STATED GOAL -> Transcribe the records exactly. Pictures do not belong in the transcription.

● ● ●

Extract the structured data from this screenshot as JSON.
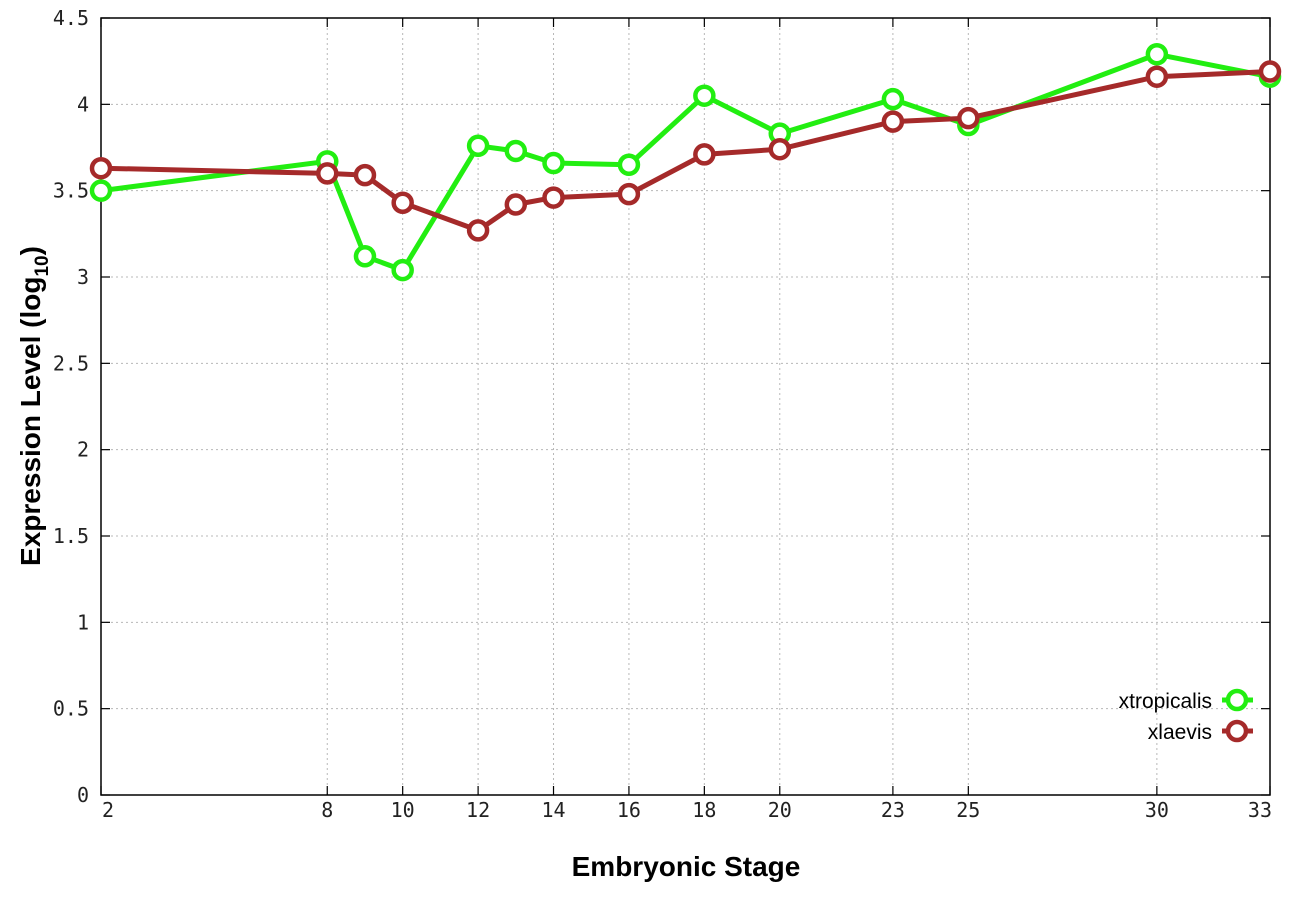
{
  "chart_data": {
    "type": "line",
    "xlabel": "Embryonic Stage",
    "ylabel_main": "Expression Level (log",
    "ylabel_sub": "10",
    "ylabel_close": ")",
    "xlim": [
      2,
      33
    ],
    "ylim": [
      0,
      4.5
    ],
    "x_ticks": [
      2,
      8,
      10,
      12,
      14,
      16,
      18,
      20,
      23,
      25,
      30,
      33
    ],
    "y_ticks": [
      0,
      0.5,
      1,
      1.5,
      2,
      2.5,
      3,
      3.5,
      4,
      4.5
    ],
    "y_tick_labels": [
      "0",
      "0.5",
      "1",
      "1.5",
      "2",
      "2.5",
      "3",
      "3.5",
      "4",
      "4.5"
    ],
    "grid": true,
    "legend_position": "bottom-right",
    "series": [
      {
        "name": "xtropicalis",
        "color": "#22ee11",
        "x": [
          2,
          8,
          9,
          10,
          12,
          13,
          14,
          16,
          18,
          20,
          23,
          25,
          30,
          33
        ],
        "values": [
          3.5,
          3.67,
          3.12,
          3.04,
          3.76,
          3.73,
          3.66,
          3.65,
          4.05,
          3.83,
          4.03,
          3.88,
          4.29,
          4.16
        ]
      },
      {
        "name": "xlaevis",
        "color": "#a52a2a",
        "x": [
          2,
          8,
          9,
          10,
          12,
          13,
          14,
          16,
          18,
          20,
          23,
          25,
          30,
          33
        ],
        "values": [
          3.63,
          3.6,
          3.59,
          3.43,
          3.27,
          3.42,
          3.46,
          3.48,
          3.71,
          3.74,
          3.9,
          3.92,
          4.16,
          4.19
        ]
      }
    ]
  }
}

● ● ●

FINAL ANSWER ->
Extract the structured data from this screenshot as JSON.
{
  "chart_data": {
    "type": "line",
    "xlabel": "Embryonic Stage",
    "ylabel_main": "Expression Level (log",
    "ylabel_sub": "10",
    "ylabel_close": ")",
    "xlim": [
      2,
      33
    ],
    "ylim": [
      0,
      4.5
    ],
    "x_ticks": [
      2,
      8,
      10,
      12,
      14,
      16,
      18,
      20,
      23,
      25,
      30,
      33
    ],
    "y_ticks": [
      0,
      0.5,
      1,
      1.5,
      2,
      2.5,
      3,
      3.5,
      4,
      4.5
    ],
    "y_tick_labels": [
      "0",
      "0.5",
      "1",
      "1.5",
      "2",
      "2.5",
      "3",
      "3.5",
      "4",
      "4.5"
    ],
    "grid": true,
    "legend_position": "bottom-right",
    "series": [
      {
        "name": "xtropicalis",
        "color": "#22ee11",
        "x": [
          2,
          8,
          9,
          10,
          12,
          13,
          14,
          16,
          18,
          20,
          23,
          25,
          30,
          33
        ],
        "values": [
          3.5,
          3.67,
          3.12,
          3.04,
          3.76,
          3.73,
          3.66,
          3.65,
          4.05,
          3.83,
          4.03,
          3.88,
          4.29,
          4.16
        ]
      },
      {
        "name": "xlaevis",
        "color": "#a52a2a",
        "x": [
          2,
          8,
          9,
          10,
          12,
          13,
          14,
          16,
          18,
          20,
          23,
          25,
          30,
          33
        ],
        "values": [
          3.63,
          3.6,
          3.59,
          3.43,
          3.27,
          3.42,
          3.46,
          3.48,
          3.71,
          3.74,
          3.9,
          3.92,
          4.16,
          4.19
        ]
      }
    ]
  }
}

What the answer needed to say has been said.